REQUEST » Produce a verbatim copy of the entries listed below.

(Extracted data entries)

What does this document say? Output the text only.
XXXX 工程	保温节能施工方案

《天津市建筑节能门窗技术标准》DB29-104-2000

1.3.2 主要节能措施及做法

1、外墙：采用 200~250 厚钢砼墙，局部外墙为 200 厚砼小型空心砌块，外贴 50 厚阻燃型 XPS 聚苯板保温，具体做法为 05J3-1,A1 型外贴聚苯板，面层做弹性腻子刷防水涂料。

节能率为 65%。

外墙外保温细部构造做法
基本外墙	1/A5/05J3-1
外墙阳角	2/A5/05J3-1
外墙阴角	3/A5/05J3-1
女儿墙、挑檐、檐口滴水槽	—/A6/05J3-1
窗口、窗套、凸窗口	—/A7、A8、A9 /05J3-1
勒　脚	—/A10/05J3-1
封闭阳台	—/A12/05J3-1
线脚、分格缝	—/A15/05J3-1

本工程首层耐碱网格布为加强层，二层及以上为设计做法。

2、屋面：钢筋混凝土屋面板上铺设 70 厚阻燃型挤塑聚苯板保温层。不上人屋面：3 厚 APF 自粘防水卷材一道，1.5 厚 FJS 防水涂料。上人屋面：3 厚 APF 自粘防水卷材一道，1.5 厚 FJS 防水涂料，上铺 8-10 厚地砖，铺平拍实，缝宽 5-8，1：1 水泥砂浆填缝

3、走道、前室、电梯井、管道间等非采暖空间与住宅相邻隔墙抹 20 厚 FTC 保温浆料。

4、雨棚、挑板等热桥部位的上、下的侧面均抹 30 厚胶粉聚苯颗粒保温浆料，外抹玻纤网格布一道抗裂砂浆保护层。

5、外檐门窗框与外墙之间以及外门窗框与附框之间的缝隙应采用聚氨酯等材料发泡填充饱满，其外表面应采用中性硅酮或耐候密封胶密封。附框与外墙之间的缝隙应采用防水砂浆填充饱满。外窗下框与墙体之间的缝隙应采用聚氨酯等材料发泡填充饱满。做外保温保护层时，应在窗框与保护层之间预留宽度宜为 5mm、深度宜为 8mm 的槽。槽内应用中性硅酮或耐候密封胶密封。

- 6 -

PROBLEM SOLUTION »
What does this document say? Output the text only.
XXXX 工程	保温节能施工方案

《天津市建筑节能门窗技术标准》DB29-104-2000

1.3.2 主要节能措施及做法

1、外墙：采用 200~250 厚钢砼墙，局部外墙为 200 厚砼小型空心砌块，外贴 50 厚阻燃型 XPS 聚苯板保温，具体做法为 05J3-1,A1 型外贴聚苯板，面层做弹性腻子刷防水涂料。

节能率为 65%。

外墙外保温细部构造做法
基本外墙	1/A5/05J3-1
外墙阳角	2/A5/05J3-1
外墙阴角	3/A5/05J3-1
女儿墙、挑檐、檐口滴水槽	—/A6/05J3-1
窗口、窗套、凸窗口	—/A7、A8、A9 /05J3-1
勒　脚	—/A10/05J3-1
封闭阳台	—/A12/05J3-1
线脚、分格缝	—/A15/05J3-1

本工程首层耐碱网格布为加强层，二层及以上为设计做法。

2、屋面：钢筋混凝土屋面板上铺设 70 厚阻燃型挤塑聚苯板保温层。不上人屋面：3 厚 APF 自粘防水卷材一道，1.5 厚 FJS 防水涂料。上人屋面：3 厚 APF 自粘防水卷材一道，1.5 厚 FJS 防水涂料，上铺 8-10 厚地砖，铺平拍实，缝宽 5-8，1：1 水泥砂浆填缝

3、走道、前室、电梯井、管道间等非采暖空间与住宅相邻隔墙抹 20 厚 FTC 保温浆料。

4、雨棚、挑板等热桥部位的上、下的侧面均抹 30 厚胶粉聚苯颗粒保温浆料，外抹玻纤网格布一道抗裂砂浆保护层。

5、外檐门窗框与外墙之间以及外门窗框与附框之间的缝隙应采用聚氨酯等材料发泡填充饱满，其外表面应采用中性硅酮或耐候密封胶密封。附框与外墙之间的缝隙应采用防水砂浆填充饱满。外窗下框与墙体之间的缝隙应采用聚氨酯等材料发泡填充饱满。做外保温保护层时，应在窗框与保护层之间预留宽度宜为 5mm、深度宜为 8mm 的槽。槽内应用中性硅酮或耐候密封胶密封。

- 6 -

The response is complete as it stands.